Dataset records
*-*-*
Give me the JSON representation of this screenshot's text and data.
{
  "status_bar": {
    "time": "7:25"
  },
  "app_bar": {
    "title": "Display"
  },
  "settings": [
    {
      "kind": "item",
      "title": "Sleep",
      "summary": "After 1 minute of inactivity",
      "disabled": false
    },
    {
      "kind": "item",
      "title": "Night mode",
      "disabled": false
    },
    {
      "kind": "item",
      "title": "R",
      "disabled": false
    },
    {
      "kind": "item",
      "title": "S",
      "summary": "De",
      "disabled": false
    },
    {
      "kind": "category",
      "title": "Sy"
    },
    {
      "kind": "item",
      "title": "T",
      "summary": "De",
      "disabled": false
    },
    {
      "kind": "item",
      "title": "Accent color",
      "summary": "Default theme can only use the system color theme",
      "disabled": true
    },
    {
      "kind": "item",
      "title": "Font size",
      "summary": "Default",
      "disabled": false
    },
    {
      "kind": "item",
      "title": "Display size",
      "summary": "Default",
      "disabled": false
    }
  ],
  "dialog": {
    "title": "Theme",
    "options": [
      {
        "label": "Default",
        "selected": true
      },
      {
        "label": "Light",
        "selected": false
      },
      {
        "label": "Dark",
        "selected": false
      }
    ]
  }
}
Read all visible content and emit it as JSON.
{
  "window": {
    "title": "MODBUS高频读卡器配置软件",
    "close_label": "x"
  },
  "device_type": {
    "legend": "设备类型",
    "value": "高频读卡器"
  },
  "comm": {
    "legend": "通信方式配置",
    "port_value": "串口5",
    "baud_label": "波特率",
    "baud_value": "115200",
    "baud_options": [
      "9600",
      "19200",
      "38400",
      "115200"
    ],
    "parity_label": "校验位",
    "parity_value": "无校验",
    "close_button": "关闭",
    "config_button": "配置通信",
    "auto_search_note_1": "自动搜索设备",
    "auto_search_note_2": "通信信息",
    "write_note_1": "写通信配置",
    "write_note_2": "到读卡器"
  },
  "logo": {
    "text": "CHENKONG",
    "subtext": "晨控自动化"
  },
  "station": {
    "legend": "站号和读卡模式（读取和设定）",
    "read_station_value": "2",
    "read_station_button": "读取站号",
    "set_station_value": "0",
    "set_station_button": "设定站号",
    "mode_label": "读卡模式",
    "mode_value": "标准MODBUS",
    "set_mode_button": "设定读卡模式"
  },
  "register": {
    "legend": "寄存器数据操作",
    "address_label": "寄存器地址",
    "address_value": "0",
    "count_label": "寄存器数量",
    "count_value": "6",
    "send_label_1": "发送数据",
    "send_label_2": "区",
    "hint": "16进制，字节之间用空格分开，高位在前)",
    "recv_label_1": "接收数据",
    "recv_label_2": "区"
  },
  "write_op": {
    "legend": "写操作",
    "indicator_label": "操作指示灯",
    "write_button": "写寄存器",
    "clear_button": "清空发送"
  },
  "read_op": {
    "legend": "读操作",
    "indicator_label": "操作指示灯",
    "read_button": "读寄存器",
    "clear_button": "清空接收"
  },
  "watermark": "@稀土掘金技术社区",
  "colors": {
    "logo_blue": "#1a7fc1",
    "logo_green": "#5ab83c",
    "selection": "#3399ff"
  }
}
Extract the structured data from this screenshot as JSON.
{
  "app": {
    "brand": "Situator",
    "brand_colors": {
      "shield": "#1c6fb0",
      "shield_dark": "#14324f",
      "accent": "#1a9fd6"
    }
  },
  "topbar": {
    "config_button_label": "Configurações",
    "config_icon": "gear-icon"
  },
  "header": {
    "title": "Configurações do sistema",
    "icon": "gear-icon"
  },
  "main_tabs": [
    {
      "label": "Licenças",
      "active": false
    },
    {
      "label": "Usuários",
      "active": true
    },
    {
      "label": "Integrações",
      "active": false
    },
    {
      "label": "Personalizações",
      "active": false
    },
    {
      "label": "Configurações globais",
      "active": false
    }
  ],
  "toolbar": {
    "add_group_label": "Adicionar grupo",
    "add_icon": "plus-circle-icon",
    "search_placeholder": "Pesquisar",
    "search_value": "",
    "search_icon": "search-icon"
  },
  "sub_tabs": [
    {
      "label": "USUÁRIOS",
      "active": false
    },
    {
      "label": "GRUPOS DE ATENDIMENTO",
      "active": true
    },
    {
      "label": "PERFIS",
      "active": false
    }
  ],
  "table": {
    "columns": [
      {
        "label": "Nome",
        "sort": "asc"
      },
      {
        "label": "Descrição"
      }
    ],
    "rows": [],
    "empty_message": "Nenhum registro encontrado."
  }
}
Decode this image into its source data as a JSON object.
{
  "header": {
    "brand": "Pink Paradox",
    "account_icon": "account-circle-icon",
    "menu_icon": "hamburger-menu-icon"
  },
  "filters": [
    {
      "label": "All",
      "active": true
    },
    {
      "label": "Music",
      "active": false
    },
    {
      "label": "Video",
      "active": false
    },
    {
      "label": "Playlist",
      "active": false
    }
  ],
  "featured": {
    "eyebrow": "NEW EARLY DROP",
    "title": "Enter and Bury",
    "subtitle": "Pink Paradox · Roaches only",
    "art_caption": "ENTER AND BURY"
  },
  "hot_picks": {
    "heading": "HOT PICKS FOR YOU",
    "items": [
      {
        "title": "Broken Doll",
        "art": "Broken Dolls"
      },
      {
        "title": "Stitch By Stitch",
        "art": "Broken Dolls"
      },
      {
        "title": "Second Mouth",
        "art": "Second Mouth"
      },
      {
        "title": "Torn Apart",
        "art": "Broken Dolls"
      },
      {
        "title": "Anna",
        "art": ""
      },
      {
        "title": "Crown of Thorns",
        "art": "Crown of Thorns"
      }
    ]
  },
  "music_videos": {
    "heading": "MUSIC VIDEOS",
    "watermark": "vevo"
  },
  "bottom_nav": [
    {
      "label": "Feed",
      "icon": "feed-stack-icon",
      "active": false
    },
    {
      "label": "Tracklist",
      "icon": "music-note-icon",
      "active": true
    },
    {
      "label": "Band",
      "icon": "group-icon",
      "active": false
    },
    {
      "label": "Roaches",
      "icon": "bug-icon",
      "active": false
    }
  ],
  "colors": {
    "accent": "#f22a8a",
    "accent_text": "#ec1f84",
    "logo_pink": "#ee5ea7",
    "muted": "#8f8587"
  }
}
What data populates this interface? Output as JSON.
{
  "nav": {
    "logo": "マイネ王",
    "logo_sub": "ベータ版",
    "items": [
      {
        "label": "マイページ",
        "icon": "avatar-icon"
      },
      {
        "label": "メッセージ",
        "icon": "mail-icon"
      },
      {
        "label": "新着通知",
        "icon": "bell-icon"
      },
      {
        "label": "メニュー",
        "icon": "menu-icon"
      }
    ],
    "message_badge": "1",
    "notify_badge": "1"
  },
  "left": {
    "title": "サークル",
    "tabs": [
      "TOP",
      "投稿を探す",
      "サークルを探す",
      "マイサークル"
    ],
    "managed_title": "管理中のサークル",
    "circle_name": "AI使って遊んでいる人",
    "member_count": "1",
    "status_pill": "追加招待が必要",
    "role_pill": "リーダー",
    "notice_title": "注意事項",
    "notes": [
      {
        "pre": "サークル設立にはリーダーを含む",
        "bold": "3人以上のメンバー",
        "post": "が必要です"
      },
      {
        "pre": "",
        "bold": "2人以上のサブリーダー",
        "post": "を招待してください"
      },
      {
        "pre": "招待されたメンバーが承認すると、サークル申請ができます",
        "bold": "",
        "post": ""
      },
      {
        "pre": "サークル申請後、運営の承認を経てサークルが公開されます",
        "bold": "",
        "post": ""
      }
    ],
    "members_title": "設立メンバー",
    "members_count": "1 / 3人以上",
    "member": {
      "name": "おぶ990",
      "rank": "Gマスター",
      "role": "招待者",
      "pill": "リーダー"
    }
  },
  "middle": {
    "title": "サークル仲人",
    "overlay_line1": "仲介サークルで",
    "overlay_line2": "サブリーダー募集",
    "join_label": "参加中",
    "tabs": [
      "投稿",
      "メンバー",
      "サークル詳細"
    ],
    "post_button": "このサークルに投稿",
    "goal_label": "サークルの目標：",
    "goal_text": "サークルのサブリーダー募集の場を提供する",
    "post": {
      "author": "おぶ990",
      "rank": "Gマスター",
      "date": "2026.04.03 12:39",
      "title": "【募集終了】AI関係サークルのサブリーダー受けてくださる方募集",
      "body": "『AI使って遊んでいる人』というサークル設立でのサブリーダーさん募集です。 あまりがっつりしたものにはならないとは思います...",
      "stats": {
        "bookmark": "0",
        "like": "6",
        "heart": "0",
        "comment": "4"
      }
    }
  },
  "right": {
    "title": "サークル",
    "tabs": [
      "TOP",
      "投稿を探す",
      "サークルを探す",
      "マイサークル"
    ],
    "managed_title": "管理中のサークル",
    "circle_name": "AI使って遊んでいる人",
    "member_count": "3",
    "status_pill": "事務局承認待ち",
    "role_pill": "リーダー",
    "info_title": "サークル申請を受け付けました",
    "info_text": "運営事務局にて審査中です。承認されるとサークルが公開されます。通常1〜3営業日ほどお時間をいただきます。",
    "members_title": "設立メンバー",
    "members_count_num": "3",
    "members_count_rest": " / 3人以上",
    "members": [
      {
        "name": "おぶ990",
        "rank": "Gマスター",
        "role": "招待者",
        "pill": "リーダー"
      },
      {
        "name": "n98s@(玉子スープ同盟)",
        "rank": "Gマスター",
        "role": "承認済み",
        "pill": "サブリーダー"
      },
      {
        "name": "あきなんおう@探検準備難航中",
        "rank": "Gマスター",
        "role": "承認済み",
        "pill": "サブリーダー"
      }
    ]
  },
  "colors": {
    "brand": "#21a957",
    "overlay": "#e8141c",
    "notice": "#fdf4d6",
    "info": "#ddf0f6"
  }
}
*-*-*
Task prompt:
From the listing above, collect every line that mentions the word "Default".

Full output:
      "summary": "Default theme can only use the system color theme",
      "summary": "Default",
      "summary": "Default",
        "label": "Default",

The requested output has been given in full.